**Task objective**
Repeat the material verbatim. Images are excluded from the copy.

* Begin Data for this task *

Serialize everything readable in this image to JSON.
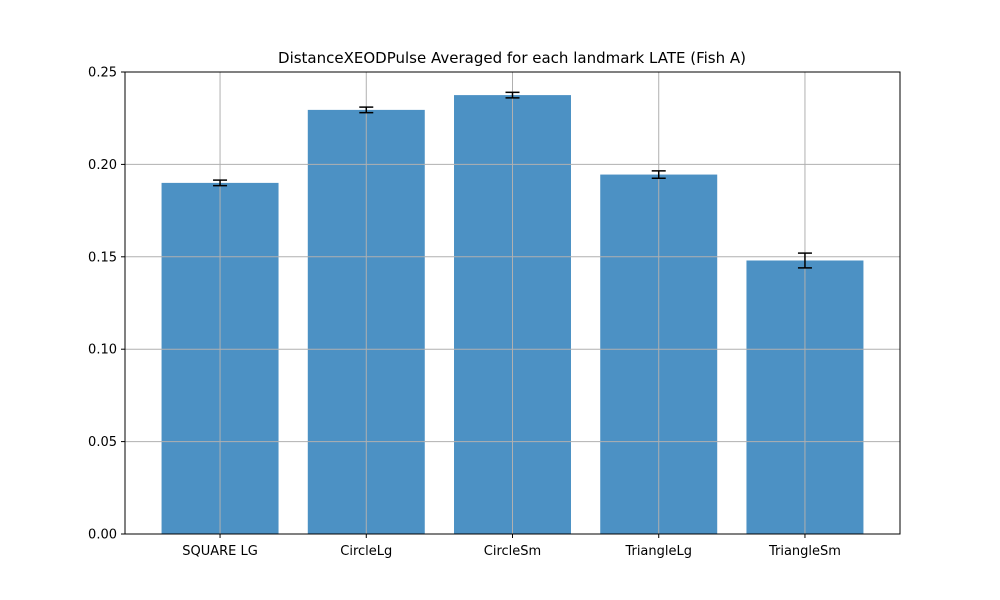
{
  "chart_data": {
    "type": "bar",
    "title": "DistanceXEODPulse Averaged for each landmark LATE (Fish A)",
    "xlabel": "",
    "ylabel": "",
    "categories": [
      "SQUARE LG",
      "CircleLg",
      "CircleSm",
      "TriangleLg",
      "TriangleSm"
    ],
    "values": [
      0.19,
      0.2295,
      0.2375,
      0.1945,
      0.148
    ],
    "errors": [
      0.0015,
      0.0015,
      0.0015,
      0.002,
      0.004
    ],
    "ylim": [
      0,
      0.25
    ],
    "yticks": [
      0.0,
      0.05,
      0.1,
      0.15,
      0.2,
      0.25
    ],
    "ytick_labels": [
      "0.00",
      "0.05",
      "0.10",
      "0.15",
      "0.20",
      "0.25"
    ],
    "grid": true,
    "legend": "none",
    "bar_color": "#4c91c4",
    "grid_color": "#b0b0b0",
    "error_color": "#000000"
  }
}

* End Data for this task *

**The result**
Serialize everything readable in this image to JSON.
{
  "chart_data": {
    "type": "bar",
    "title": "DistanceXEODPulse Averaged for each landmark LATE (Fish A)",
    "xlabel": "",
    "ylabel": "",
    "categories": [
      "SQUARE LG",
      "CircleLg",
      "CircleSm",
      "TriangleLg",
      "TriangleSm"
    ],
    "values": [
      0.19,
      0.2295,
      0.2375,
      0.1945,
      0.148
    ],
    "errors": [
      0.0015,
      0.0015,
      0.0015,
      0.002,
      0.004
    ],
    "ylim": [
      0,
      0.25
    ],
    "yticks": [
      0.0,
      0.05,
      0.1,
      0.15,
      0.2,
      0.25
    ],
    "ytick_labels": [
      "0.00",
      "0.05",
      "0.10",
      "0.15",
      "0.20",
      "0.25"
    ],
    "grid": true,
    "legend": "none",
    "bar_color": "#4c91c4",
    "grid_color": "#b0b0b0",
    "error_color": "#000000"
  }
}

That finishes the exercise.